[Begin GIVEN RECORDS]

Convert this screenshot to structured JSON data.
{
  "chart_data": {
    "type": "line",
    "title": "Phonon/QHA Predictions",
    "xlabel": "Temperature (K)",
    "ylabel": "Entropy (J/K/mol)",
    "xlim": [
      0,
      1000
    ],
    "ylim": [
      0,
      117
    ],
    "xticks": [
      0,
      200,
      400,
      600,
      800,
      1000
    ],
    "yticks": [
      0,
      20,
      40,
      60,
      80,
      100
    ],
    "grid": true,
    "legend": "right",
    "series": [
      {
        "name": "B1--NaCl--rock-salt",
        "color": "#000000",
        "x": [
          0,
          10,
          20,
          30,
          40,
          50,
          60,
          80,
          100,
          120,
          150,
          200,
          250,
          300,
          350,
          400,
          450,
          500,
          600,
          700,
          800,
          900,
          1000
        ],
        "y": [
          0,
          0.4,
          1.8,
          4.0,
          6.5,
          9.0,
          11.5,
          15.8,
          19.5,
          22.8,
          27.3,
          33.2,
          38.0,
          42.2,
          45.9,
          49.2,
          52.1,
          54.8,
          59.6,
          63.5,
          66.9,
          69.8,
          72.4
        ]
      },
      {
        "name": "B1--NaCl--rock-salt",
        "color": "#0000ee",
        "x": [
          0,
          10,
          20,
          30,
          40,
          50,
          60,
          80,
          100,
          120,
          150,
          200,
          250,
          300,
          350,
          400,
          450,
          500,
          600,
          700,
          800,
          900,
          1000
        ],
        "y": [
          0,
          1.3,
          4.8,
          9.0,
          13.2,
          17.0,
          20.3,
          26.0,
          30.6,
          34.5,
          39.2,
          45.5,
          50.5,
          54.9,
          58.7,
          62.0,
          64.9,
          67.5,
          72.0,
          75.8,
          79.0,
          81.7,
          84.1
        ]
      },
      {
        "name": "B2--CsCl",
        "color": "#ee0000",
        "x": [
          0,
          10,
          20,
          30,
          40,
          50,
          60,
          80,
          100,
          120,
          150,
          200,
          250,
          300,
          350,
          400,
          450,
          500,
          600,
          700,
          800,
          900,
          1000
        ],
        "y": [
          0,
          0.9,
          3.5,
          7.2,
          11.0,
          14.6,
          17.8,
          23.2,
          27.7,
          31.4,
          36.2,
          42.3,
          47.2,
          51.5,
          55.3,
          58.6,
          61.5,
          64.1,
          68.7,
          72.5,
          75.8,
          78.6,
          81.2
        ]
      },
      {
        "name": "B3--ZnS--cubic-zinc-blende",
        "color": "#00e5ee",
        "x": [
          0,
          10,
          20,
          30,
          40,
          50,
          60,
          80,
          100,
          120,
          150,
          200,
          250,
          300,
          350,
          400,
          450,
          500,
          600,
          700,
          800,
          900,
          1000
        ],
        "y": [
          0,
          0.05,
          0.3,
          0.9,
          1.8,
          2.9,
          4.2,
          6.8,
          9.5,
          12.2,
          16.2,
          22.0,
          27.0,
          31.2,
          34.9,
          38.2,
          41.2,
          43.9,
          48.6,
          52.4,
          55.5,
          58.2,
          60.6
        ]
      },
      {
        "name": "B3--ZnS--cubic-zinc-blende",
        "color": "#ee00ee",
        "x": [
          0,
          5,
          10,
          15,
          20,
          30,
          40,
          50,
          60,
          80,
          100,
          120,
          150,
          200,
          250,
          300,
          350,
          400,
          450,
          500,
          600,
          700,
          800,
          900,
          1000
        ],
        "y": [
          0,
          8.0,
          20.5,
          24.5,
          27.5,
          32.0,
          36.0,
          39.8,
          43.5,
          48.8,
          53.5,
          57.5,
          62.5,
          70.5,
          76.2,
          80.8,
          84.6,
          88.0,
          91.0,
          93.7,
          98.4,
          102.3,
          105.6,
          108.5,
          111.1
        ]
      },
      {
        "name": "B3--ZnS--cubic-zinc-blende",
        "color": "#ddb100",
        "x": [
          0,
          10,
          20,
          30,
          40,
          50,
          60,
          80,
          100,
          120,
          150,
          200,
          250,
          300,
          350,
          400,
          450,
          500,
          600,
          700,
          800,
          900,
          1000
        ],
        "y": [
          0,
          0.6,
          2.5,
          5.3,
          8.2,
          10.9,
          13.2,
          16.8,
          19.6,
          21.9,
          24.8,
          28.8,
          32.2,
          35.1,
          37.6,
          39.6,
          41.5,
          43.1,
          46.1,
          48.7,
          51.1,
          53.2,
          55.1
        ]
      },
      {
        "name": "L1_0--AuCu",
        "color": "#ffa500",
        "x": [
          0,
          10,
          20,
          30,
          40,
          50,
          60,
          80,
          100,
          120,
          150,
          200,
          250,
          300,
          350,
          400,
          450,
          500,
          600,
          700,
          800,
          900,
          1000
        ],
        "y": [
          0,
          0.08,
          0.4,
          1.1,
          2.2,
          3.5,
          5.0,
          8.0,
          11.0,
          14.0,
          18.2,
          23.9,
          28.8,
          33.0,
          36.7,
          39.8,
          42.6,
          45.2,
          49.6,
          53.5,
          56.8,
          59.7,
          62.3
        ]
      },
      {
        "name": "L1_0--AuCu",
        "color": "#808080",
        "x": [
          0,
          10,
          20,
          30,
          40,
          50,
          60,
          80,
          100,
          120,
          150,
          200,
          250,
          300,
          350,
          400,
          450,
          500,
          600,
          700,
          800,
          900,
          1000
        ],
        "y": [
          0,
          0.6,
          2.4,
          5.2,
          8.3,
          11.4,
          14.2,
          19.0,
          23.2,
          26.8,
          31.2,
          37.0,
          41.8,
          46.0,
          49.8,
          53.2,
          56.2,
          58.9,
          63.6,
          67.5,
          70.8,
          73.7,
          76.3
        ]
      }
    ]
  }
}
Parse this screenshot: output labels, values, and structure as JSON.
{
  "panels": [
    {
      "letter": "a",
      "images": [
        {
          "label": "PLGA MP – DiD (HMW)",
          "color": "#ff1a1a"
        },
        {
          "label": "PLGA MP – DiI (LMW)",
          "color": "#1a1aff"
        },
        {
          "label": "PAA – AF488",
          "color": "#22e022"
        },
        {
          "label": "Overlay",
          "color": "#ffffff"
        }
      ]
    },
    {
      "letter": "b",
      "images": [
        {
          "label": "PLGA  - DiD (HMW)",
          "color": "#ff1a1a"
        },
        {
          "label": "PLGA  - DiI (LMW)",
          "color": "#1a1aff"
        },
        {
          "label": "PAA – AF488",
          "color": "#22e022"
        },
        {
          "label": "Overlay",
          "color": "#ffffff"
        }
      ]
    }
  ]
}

[End GIVEN RECORDS]
[Begin GIVEN RECORDS]

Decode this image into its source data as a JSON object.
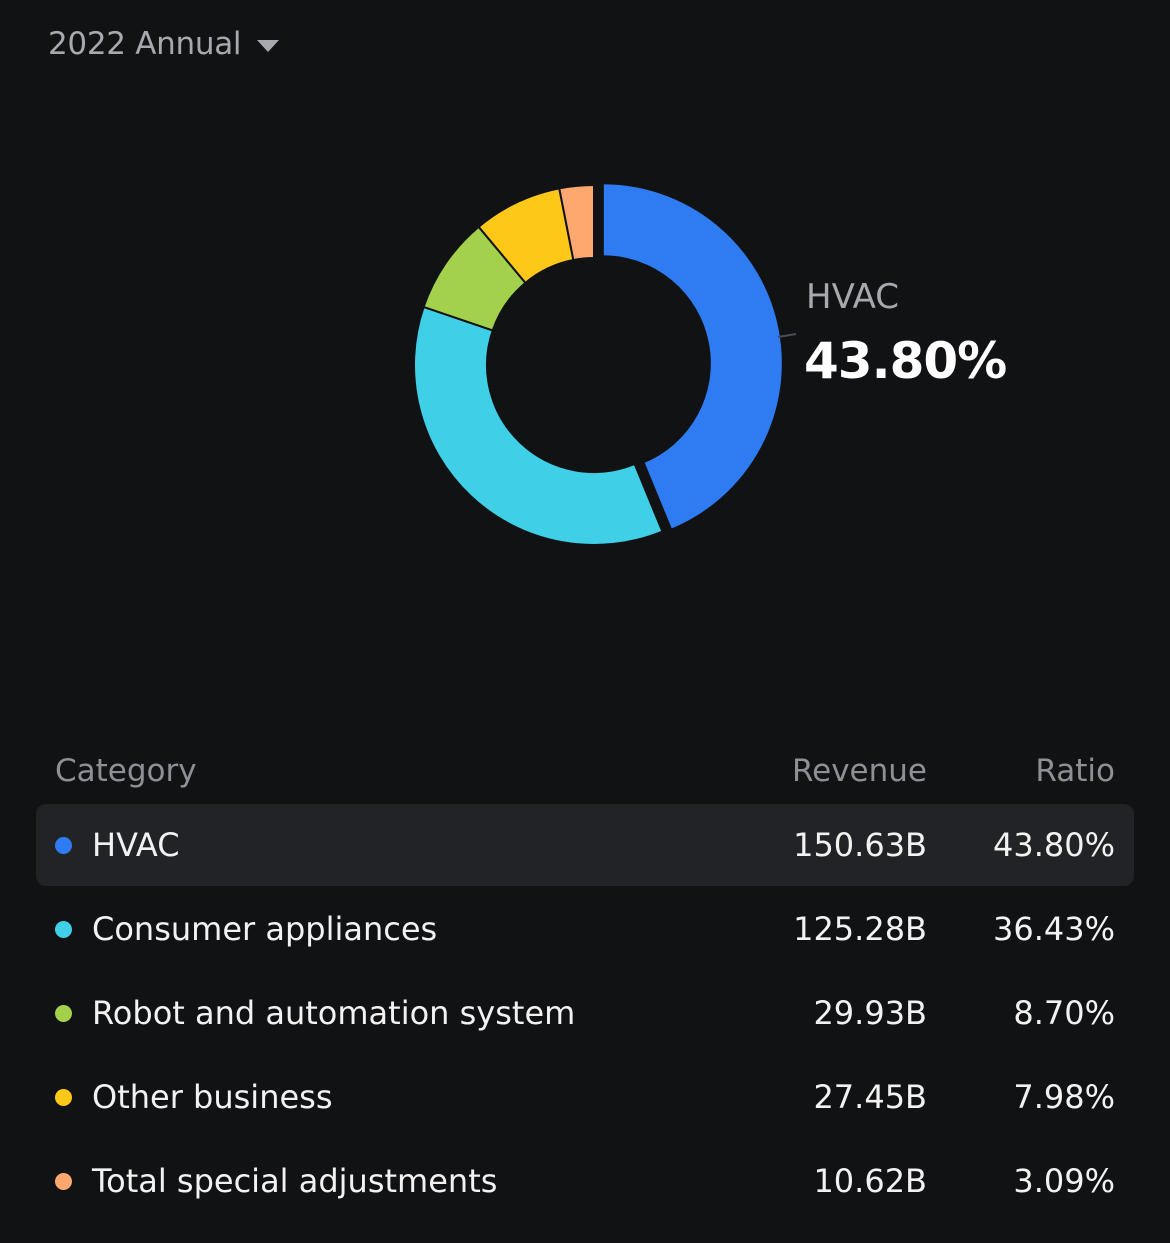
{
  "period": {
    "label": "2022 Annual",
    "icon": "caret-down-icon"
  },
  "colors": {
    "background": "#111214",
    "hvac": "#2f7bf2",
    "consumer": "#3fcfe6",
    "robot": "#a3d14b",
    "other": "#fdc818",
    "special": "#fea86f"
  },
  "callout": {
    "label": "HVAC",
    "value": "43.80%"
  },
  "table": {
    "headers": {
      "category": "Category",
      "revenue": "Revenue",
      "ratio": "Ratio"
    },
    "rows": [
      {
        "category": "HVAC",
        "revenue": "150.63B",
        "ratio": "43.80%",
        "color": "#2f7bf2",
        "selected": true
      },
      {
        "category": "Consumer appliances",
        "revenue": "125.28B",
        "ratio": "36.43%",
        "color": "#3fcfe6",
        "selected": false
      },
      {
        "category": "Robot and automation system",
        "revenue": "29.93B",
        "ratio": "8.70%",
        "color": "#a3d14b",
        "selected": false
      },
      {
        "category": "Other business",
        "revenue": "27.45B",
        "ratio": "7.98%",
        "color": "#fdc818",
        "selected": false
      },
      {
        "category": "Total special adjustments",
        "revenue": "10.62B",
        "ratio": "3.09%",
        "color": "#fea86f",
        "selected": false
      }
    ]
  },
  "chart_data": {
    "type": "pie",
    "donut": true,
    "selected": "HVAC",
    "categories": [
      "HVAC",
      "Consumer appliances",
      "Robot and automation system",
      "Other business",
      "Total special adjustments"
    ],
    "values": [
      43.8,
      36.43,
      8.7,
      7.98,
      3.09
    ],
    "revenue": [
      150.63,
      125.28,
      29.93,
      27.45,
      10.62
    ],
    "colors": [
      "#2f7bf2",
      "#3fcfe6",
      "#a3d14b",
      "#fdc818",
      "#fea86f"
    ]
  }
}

[End GIVEN RECORDS]

* _WHAT IS NEEDED_
In the listing above, find each line with the word "business" and copy it.

* _TASK RESULT_
        "category": "Other business",
      "Other business",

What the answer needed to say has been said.